Written exercise – Where does the string "СТРАНИЦА" appear? Copy every line of the entries below that holds it.

Records provided –

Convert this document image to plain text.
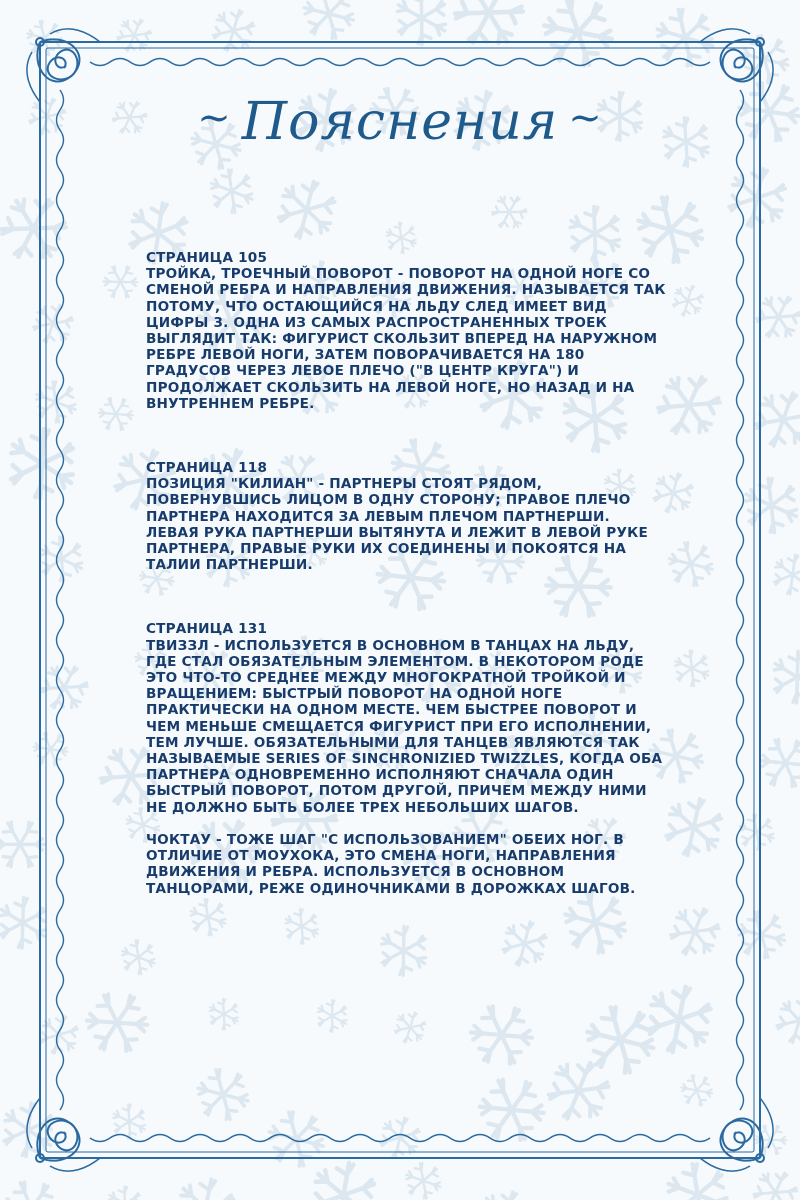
~ Пояснения ~
СТРАНИЦА 105

ТРОЙКА, ТРОЕЧНЫЙ ПОВОРОТ - ПОВОРОТ НА ОДНОЙ НОГЕ СО СМЕНОЙ РЕБРА И НАПРАВЛЕНИЯ ДВИЖЕНИЯ. НАЗЫВАЕТСЯ ТАК ПОТОМУ, ЧТО ОСТАЮЩИЙСЯ НА ЛЬДУ СЛЕД ИМЕЕТ ВИД ЦИФРЫ 3. ОДНА ИЗ САМЫХ РАСПРОСТРАНЕННЫХ ТРОЕК ВЫГЛЯДИТ ТАК: ФИГУРИСТ СКОЛЬЗИТ ВПЕРЕД НА НАРУЖНОМ РЕБРЕ ЛЕВОЙ НОГИ, ЗАТЕМ ПОВОРАЧИВАЕТСЯ НА 180 ГРАДУСОВ ЧЕРЕЗ ЛЕВОЕ ПЛЕЧО ("В ЦЕНТР КРУГА") И ПРОДОЛЖАЕТ СКОЛЬЗИТЬ НА ЛЕВОЙ НОГЕ, НО НАЗАД И НА ВНУТРЕННЕМ РЕБРЕ.

СТРАНИЦА 118

ПОЗИЦИЯ "КИЛИАН" - ПАРТНЕРЫ СТОЯТ РЯДОМ, ПОВЕРНУВШИСЬ ЛИЦОМ В ОДНУ СТОРОНУ; ПРАВОЕ ПЛЕЧО ПАРТНЕРА НАХОДИТСЯ ЗА ЛЕВЫМ ПЛЕЧОМ ПАРТНЕРШИ. ЛЕВАЯ РУКА ПАРТНЕРШИ ВЫТЯНУТА И ЛЕЖИТ В ЛЕВОЙ РУКЕ ПАРТНЕРА, ПРАВЫЕ РУКИ ИХ СОЕДИНЕНЫ И ПОКОЯТСЯ НА ТАЛИИ ПАРТНЕРШИ.

СТРАНИЦА 131

ТВИЗЗЛ - ИСПОЛЬЗУЕТСЯ В ОСНОВНОМ В ТАНЦАХ НА ЛЬДУ, ГДЕ СТАЛ ОБЯЗАТЕЛЬНЫМ ЭЛЕМЕНТОМ. В НЕКОТОРОМ РОДЕ ЭТО ЧТО-ТО СРЕДНЕЕ МЕЖДУ МНОГОКРАТНОЙ ТРОЙКОЙ И ВРАЩЕНИЕМ: БЫСТРЫЙ ПОВОРОТ НА ОДНОЙ НОГЕ ПРАКТИЧЕСКИ НА ОДНОМ МЕСТЕ. ЧЕМ БЫСТРЕЕ ПОВОРОТ И ЧЕМ МЕНЬШЕ СМЕЩАЕТСЯ ФИГУРИСТ ПРИ ЕГО ИСПОЛНЕНИИ, ТЕМ ЛУЧШЕ. ОБЯЗАТЕЛЬНЫМИ ДЛЯ ТАНЦЕВ ЯВЛЯЮТСЯ ТАК НАЗЫВАЕМЫЕ SERIES OF SINCHRONIZIED TWIZZLES, КОГДА ОБА ПАРТНЕРА ОДНОВРЕМЕННО ИСПОЛНЯЮТ СНАЧАЛА ОДИН БЫСТРЫЙ ПОВОРОТ, ПОТОМ ДРУГОЙ, ПРИЧЕМ МЕЖДУ НИМИ НЕ ДОЛЖНО БЫТЬ БОЛЕЕ ТРЕХ НЕБОЛЬШИХ ШАГОВ.

ЧОКТАУ - ТОЖЕ ШАГ "С ИСПОЛЬЗОВАНИЕМ" ОБЕИХ НОГ. В ОТЛИЧИЕ ОТ МОУХОКА, ЭТО СМЕНА НОГИ, НАПРАВЛЕНИЯ ДВИЖЕНИЯ И РЕБРА. ИСПОЛЬЗУЕТСЯ В ОСНОВНОМ ТАНЦОРАМИ, РЕЖЕ ОДИНОЧНИКАМИ В ДОРОЖКАХ ШАГОВ.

Complete response –
СТРАНИЦА 105
СТРАНИЦА 118
СТРАНИЦА 131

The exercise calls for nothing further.